%%
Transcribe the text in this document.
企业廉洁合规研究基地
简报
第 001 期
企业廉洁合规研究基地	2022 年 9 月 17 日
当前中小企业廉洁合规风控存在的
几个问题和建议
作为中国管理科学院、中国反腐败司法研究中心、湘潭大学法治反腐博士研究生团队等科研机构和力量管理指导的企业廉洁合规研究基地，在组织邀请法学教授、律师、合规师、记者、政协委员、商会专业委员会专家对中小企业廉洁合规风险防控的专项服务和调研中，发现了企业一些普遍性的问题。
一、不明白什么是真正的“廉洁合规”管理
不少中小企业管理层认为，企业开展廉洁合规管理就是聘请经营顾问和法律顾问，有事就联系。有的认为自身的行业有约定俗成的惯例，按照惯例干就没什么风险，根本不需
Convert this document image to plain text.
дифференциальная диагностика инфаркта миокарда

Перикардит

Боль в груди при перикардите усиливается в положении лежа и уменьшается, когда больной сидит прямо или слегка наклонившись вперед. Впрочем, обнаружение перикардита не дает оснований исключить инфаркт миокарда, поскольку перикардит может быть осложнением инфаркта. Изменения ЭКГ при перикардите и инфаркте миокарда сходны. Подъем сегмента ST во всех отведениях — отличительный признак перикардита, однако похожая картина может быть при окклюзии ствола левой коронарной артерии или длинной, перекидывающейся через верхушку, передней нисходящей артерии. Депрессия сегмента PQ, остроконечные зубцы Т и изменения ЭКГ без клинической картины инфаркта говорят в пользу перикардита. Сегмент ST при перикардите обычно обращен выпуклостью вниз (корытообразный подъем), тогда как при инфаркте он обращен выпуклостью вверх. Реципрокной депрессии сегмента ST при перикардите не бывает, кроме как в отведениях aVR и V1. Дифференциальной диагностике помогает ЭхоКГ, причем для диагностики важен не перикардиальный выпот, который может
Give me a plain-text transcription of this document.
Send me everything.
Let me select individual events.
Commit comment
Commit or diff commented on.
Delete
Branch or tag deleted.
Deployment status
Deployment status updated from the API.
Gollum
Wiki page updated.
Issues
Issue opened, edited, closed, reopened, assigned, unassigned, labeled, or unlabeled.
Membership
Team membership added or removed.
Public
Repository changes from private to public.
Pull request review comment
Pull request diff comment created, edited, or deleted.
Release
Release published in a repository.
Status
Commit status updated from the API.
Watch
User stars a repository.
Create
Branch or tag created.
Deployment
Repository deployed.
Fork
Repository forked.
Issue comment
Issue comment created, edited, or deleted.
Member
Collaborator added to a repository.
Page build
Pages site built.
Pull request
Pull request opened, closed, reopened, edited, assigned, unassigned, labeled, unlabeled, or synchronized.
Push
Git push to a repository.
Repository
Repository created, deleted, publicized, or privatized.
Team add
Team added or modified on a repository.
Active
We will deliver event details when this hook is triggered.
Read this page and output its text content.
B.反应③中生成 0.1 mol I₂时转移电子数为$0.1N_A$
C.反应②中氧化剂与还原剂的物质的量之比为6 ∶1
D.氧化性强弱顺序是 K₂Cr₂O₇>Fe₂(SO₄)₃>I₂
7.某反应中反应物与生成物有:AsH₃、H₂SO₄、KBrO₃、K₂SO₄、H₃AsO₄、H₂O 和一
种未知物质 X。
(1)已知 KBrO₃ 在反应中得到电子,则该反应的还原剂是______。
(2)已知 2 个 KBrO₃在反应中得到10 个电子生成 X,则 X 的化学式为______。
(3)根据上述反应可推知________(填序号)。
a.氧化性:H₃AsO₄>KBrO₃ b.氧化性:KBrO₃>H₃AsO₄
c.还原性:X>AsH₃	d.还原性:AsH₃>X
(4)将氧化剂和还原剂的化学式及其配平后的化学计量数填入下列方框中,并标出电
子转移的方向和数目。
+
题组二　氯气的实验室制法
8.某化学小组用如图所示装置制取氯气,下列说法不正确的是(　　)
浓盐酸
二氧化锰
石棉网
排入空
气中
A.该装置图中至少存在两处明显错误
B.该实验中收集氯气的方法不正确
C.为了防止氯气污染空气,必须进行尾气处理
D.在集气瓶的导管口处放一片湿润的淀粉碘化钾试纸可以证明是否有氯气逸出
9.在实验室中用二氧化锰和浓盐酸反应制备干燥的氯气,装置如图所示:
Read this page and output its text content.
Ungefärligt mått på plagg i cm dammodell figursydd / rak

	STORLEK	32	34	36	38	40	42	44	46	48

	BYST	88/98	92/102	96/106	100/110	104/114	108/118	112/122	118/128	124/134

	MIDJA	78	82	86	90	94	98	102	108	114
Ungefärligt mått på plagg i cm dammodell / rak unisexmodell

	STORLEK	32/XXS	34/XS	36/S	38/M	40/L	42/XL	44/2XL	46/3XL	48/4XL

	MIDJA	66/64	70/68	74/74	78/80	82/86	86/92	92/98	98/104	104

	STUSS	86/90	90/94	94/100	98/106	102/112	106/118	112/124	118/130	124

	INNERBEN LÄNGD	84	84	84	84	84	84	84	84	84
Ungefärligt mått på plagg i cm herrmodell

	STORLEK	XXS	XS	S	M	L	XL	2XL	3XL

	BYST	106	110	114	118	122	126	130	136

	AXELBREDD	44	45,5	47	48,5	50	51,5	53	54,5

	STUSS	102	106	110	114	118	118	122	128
%%
Tally how many lines of the records hold the word "STORLEK". Answer with the number only.

> Exercise output
3